Count how many lines hold the word "перетині" and give that number as the whole answer.
===== Data supplied =====
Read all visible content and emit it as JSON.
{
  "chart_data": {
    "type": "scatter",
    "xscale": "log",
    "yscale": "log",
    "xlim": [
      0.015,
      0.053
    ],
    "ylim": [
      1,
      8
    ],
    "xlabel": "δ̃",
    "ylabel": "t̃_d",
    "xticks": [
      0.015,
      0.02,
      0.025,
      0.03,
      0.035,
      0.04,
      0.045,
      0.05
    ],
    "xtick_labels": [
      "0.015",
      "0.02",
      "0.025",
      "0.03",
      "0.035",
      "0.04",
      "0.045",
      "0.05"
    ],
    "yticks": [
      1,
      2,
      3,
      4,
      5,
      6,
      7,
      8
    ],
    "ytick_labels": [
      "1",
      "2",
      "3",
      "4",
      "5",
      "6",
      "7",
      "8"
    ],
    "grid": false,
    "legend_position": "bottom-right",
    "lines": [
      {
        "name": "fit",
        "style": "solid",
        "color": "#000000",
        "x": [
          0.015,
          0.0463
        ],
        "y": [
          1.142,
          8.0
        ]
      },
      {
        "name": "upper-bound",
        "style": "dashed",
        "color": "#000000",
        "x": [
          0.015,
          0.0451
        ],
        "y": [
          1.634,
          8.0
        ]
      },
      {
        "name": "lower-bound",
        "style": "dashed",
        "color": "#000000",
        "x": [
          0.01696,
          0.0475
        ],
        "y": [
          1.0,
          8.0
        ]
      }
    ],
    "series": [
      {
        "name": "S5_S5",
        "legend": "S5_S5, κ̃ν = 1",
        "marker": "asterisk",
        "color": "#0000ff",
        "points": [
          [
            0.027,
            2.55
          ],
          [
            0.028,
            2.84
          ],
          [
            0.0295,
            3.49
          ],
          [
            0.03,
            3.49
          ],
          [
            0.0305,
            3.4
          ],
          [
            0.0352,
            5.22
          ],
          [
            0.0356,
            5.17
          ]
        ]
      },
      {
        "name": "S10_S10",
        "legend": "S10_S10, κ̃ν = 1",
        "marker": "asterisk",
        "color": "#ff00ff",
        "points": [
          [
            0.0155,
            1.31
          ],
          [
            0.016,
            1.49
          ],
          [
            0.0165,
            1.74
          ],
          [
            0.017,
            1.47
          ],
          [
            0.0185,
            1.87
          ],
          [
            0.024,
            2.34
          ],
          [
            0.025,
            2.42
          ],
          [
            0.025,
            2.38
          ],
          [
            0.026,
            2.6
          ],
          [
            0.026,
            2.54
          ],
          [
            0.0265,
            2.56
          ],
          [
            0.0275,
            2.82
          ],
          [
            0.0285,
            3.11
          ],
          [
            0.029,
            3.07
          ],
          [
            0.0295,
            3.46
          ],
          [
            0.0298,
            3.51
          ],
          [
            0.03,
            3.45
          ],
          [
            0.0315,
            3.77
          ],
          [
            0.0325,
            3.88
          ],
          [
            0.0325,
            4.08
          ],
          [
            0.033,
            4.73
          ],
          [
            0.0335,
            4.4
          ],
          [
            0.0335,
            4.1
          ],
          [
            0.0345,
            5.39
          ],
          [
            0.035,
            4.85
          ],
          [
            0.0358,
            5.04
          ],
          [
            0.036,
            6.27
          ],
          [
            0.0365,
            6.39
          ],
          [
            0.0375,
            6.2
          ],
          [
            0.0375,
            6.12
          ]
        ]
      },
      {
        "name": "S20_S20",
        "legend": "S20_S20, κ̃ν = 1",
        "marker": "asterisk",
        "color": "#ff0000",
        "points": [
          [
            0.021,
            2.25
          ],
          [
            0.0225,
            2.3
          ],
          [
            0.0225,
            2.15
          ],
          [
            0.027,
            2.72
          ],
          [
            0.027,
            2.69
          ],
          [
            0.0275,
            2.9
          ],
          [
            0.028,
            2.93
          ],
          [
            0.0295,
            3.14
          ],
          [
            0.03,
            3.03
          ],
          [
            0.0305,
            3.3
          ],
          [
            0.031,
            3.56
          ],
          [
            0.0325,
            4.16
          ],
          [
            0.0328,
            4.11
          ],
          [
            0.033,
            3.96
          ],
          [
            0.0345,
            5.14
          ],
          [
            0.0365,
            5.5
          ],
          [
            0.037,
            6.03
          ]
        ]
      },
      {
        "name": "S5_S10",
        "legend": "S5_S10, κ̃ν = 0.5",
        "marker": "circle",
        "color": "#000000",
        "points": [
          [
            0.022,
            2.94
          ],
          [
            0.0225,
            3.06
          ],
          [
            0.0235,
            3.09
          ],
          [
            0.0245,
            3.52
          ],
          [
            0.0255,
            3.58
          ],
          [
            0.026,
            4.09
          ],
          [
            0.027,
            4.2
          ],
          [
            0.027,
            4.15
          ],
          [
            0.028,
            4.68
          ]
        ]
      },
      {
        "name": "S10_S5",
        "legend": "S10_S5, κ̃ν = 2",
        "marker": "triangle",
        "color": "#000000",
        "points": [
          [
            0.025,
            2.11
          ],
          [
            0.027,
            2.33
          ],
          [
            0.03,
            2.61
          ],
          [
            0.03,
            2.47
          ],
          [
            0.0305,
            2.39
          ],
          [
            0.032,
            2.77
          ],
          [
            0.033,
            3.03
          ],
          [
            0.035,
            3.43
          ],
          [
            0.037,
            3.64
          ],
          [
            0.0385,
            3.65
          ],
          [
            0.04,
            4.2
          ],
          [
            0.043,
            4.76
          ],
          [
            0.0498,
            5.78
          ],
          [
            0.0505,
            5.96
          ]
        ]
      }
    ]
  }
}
=====
===== Data supplied =====
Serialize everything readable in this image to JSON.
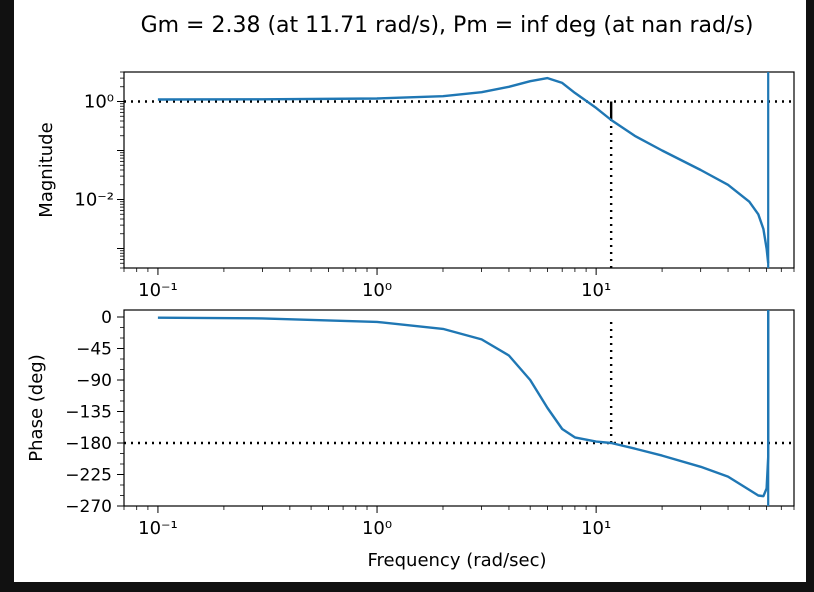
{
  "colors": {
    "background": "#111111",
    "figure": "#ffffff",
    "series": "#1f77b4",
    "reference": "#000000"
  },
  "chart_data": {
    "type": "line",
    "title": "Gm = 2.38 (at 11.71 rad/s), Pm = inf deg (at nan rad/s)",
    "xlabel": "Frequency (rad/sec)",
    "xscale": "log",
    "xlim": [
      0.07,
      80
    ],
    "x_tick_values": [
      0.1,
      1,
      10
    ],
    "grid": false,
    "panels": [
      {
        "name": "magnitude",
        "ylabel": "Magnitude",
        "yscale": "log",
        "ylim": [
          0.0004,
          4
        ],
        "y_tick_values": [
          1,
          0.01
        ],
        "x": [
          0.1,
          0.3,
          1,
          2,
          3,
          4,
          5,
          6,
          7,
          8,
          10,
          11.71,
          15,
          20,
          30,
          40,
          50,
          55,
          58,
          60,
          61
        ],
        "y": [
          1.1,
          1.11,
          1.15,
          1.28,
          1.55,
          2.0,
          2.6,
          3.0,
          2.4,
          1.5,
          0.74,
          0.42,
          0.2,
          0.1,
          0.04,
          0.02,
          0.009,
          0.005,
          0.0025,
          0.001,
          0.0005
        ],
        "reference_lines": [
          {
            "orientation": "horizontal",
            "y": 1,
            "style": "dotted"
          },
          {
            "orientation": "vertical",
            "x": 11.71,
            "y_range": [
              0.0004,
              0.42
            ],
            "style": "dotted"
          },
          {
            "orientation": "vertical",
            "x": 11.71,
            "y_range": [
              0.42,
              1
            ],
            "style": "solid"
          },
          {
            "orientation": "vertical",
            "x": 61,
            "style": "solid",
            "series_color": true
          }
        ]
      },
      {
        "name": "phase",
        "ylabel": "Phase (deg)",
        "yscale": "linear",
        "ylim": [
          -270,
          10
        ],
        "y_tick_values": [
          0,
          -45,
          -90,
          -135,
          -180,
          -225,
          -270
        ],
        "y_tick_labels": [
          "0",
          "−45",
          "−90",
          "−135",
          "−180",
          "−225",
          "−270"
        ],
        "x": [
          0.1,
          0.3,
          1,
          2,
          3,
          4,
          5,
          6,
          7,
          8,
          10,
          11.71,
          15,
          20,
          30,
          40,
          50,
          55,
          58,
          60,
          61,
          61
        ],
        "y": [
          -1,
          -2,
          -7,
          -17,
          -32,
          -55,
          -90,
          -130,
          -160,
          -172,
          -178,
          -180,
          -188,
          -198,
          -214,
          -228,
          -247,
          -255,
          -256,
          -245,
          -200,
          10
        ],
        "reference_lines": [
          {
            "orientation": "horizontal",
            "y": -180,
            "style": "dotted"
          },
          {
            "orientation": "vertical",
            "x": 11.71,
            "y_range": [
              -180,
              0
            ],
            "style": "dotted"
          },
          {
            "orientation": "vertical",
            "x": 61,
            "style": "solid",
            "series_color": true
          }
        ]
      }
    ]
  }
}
=====
===== Data supplied =====
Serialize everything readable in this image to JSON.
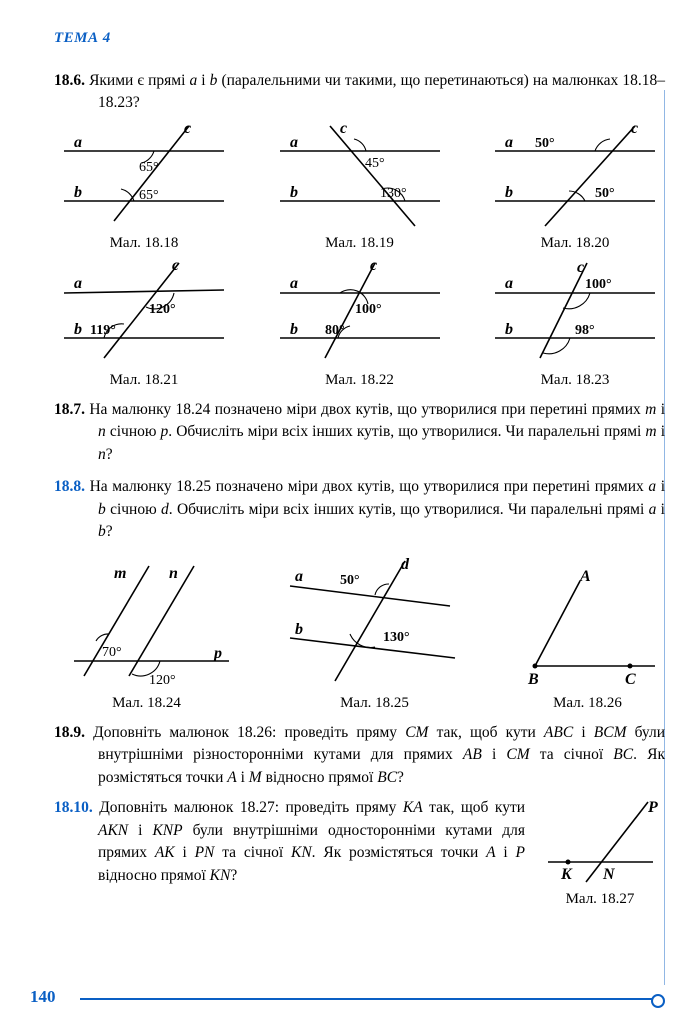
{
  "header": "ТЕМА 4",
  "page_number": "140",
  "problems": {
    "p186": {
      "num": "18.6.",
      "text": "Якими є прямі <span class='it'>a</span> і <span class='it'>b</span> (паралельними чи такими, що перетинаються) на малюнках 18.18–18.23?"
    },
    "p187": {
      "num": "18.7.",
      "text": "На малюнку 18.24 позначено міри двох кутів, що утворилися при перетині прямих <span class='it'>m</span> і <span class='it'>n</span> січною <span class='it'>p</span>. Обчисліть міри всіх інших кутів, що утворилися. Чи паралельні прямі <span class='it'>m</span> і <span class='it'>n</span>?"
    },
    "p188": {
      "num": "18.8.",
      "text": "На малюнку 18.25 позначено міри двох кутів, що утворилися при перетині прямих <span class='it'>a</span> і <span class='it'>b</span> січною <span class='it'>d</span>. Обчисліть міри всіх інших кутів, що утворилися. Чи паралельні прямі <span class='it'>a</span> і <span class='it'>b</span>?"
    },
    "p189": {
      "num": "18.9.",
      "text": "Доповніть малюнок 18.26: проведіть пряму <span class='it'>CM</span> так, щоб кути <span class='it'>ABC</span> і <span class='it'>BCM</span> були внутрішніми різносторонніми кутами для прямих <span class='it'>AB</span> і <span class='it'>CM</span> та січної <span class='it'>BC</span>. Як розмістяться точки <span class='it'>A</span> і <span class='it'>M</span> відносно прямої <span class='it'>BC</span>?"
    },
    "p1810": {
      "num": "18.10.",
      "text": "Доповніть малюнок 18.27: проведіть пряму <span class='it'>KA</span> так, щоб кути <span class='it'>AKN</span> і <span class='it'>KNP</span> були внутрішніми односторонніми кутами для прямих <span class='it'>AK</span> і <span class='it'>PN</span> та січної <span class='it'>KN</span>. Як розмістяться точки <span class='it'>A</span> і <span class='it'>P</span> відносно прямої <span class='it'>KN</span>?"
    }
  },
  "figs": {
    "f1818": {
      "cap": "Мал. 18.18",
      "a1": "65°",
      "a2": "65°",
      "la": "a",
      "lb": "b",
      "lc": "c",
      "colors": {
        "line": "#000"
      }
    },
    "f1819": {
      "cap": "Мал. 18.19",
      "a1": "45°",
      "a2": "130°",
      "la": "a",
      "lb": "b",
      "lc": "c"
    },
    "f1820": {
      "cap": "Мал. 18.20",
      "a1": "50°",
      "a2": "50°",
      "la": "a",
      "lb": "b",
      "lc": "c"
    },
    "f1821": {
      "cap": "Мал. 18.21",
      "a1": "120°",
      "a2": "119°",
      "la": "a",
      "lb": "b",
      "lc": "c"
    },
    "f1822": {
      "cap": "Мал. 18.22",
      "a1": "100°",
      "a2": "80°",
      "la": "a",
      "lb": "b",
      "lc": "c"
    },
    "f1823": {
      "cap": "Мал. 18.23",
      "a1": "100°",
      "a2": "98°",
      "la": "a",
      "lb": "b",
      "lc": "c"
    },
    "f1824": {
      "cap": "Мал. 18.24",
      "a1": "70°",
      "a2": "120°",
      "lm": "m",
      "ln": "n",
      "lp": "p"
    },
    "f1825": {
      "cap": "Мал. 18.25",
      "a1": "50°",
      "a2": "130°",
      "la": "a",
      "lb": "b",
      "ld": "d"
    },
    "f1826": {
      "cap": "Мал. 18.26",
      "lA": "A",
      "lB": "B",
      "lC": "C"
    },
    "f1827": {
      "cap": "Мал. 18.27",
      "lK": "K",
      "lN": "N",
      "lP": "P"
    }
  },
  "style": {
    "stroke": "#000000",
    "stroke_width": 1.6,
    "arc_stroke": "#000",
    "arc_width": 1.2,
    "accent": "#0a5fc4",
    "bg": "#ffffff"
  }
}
=====
#### Written solution:
2